▶ _Given problem A_:
Transcribe the whole passage below about the Zen community and the drive up I5.

I’ve been working with my Zen community to address the pain trying to practice with them as a vegan has been for CK and I. Trying to improve things for us all. This too is uncomfortable and painful. I feel singled out around being a vegan and experiencing this now reminds me that this sensation was one associated as dangerous as a child. It is very hard work to try and learn that being singled out can be an expression of loving-kindness.
I also have been making art and trying to work in the garden. These things have been really good.
CK and I also started making plans for our wedding ceremony. This is filled with all kinds of exciting emotions, mostly lovely.
Then CK got sick. Then I got it. Then we drove to L.A. to see Peter Gabriel perform, I was still quite sick. A day there and then driving up to San Francisco with a friend while CK took a flight back home to get to work. I was still sick and slept much of the drive up I5. The drive through the mountains, away from the Interstate was beautiful.

▶ _Given problem B_:
Restate the entries below word for word, beginning at their first line and stopping after the line that contains "add-silver-button[interactable]: + (308, 385, 328, 407)".

(Labeled box entries)
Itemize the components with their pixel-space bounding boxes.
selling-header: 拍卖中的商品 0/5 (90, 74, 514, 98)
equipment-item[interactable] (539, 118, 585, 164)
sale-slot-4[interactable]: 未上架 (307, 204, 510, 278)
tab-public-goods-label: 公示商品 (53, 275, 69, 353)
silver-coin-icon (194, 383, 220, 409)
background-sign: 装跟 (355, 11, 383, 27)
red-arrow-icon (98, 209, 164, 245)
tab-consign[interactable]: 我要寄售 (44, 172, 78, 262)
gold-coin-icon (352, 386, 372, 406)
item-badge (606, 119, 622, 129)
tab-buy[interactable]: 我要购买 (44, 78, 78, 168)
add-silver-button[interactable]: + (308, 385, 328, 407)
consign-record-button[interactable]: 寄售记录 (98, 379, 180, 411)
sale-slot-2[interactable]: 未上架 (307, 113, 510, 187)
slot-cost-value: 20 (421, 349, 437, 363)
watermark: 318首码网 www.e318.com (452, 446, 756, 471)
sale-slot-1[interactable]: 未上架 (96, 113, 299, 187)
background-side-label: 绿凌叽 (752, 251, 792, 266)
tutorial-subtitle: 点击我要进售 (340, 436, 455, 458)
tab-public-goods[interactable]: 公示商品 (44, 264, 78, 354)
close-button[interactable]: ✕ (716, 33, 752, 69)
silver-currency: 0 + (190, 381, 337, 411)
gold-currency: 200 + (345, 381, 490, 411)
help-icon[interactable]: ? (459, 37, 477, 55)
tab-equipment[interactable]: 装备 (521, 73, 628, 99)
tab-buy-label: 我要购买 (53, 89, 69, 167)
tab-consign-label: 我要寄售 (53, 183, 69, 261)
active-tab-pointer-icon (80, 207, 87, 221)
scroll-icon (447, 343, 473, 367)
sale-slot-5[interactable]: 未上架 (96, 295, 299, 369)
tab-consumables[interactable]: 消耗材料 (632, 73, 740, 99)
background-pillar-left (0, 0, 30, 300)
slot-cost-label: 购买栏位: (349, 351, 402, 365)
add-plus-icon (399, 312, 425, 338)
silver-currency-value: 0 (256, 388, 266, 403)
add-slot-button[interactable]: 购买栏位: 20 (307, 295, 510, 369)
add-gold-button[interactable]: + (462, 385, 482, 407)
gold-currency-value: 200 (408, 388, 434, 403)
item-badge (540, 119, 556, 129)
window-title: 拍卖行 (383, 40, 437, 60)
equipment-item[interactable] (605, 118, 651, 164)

▶ _Complete output A_:
I’ve been working with my Zen community to address the pain trying to practice with them as a vegan has been for CK and I. Trying to improve things for us all. This too is uncomfortable and painful. I feel singled out around being a vegan and experiencing this now reminds me that this sensation was one associated as dangerous as a child. It is very hard work to try and learn that being singled out can be an expression of loving-kindness.
I also have been making art and trying to work in the garden. These things have been really good.
CK and I also started making plans for our wedding ceremony. This is filled with all kinds of exciting emotions, mostly lovely.
Then CK got sick. Then I got it. Then we drove to L.A. to see Peter Gabriel perform, I was still quite sick. A day there and then driving up to San Francisco with a friend while CK took a flight back home to get to work. I was still sick and slept much of the drive up I5. The drive through the mountains, away from the Interstate was beautiful.

▶ _Complete output B_:
Itemize the components with their pixel-space bounding boxes.
selling-header: 拍卖中的商品 0/5 (90, 74, 514, 98)
equipment-item[interactable] (539, 118, 585, 164)
sale-slot-4[interactable]: 未上架 (307, 204, 510, 278)
tab-public-goods-label: 公示商品 (53, 275, 69, 353)
silver-coin-icon (194, 383, 220, 409)
background-sign: 装跟 (355, 11, 383, 27)
red-arrow-icon (98, 209, 164, 245)
tab-consign[interactable]: 我要寄售 (44, 172, 78, 262)
gold-coin-icon (352, 386, 372, 406)
item-badge (606, 119, 622, 129)
tab-buy[interactable]: 我要购买 (44, 78, 78, 168)
add-silver-button[interactable]: + (308, 385, 328, 407)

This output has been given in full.